### PROBLEM REQUIREMENTS
Every line of the data that contains the string "международных" must be copied.

### DATA PROVIDED
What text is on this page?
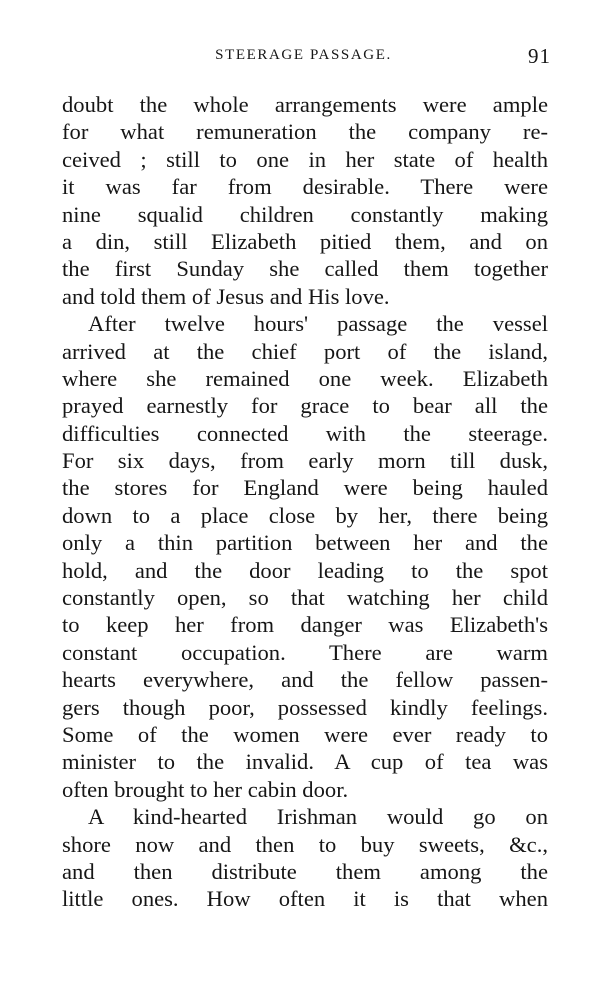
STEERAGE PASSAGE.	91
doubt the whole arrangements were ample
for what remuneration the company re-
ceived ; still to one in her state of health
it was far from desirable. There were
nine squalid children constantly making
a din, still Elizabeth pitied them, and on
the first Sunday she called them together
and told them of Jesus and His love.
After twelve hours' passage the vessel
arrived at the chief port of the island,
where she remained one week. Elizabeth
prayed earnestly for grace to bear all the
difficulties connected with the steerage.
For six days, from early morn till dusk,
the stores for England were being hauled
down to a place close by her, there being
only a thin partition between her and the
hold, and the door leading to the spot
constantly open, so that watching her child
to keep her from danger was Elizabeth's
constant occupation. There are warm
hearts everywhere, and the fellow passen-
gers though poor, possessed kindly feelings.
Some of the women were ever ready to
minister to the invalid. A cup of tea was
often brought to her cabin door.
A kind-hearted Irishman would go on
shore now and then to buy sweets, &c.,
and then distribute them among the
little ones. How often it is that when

...

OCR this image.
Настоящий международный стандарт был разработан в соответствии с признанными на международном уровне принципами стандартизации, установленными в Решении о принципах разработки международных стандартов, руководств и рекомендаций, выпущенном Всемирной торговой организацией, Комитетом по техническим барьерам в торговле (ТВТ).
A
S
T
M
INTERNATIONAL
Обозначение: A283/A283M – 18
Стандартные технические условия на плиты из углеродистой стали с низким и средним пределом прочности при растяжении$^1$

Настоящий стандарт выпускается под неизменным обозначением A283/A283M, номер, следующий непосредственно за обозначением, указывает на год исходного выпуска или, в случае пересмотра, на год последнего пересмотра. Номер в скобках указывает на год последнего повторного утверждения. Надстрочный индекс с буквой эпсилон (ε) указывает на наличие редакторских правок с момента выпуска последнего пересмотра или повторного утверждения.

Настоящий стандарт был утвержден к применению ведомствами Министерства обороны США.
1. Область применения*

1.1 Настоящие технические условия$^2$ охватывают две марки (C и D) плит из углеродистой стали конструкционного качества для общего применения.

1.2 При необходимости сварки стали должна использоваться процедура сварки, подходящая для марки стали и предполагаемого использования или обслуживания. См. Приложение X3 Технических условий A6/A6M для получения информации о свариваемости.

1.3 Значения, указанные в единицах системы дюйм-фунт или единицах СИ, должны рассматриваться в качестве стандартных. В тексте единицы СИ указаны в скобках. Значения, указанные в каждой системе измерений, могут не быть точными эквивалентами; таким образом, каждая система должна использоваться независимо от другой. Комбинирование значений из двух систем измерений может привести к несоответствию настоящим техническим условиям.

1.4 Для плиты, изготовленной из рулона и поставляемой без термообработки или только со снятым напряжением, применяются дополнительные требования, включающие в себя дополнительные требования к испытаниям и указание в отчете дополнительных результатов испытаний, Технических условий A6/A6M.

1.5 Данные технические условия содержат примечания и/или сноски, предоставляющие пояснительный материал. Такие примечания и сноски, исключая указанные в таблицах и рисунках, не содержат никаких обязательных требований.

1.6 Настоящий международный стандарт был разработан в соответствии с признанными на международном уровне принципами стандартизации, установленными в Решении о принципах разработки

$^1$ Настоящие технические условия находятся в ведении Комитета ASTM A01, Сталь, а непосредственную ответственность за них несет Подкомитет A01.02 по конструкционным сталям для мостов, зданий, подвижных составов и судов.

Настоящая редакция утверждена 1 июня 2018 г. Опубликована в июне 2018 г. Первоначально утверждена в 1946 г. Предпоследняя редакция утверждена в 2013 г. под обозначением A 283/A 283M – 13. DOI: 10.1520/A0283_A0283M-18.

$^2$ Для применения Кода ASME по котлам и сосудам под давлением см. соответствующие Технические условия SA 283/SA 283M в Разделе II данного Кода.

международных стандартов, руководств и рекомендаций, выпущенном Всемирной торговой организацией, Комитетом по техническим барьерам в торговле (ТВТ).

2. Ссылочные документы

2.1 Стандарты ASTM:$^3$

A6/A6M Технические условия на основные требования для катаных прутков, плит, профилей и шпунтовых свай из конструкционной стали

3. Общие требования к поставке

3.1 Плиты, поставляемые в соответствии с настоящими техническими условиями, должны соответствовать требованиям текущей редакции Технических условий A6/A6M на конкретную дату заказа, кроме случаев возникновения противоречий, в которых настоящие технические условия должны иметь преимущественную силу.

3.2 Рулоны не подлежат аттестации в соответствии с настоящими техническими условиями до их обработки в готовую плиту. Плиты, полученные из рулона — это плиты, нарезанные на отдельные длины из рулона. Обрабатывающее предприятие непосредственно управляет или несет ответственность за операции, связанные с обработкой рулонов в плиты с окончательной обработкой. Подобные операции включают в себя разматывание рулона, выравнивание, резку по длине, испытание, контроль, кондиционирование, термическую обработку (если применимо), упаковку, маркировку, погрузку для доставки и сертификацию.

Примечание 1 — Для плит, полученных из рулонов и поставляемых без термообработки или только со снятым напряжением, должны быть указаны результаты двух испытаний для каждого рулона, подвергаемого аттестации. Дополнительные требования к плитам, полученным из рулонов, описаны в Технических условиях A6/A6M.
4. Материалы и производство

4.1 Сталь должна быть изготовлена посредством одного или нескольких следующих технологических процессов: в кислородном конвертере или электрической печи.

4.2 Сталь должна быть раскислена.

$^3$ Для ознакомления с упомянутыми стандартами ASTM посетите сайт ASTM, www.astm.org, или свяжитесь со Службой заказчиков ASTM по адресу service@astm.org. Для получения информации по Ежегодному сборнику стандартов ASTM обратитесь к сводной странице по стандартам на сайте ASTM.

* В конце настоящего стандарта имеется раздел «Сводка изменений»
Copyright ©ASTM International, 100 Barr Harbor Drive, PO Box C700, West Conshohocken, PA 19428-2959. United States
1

--

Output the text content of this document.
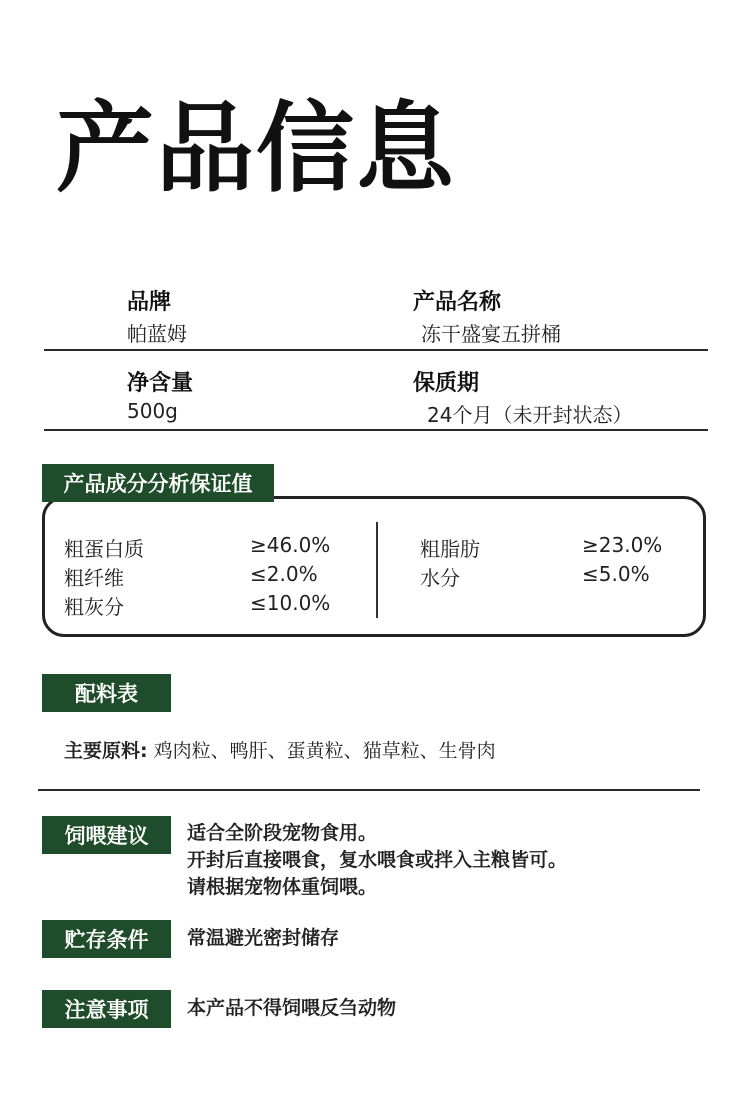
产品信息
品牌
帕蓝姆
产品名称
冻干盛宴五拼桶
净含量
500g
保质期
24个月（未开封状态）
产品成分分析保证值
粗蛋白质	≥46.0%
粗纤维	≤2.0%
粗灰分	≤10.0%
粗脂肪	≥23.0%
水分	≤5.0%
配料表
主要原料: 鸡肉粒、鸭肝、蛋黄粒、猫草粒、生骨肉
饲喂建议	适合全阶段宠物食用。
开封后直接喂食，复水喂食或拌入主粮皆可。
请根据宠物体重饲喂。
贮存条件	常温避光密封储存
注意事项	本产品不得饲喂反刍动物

### ANSWER FOR THIS EXERCISE
Настоящий международный стандарт был разработан в соответствии с признанными на международном уровне принципами стандартизации, установленными в Решении о принципах разработки международных стандартов, руководств и рекомендаций, выпущенном Всемирной торговой организацией, Комитетом по техническим барьерам в торговле (ТВТ).
международных стандартов, руководств и рекомендаций, выпущенном Всемирной торговой организацией, Комитетом по техническим барьерам в торговле (ТВТ).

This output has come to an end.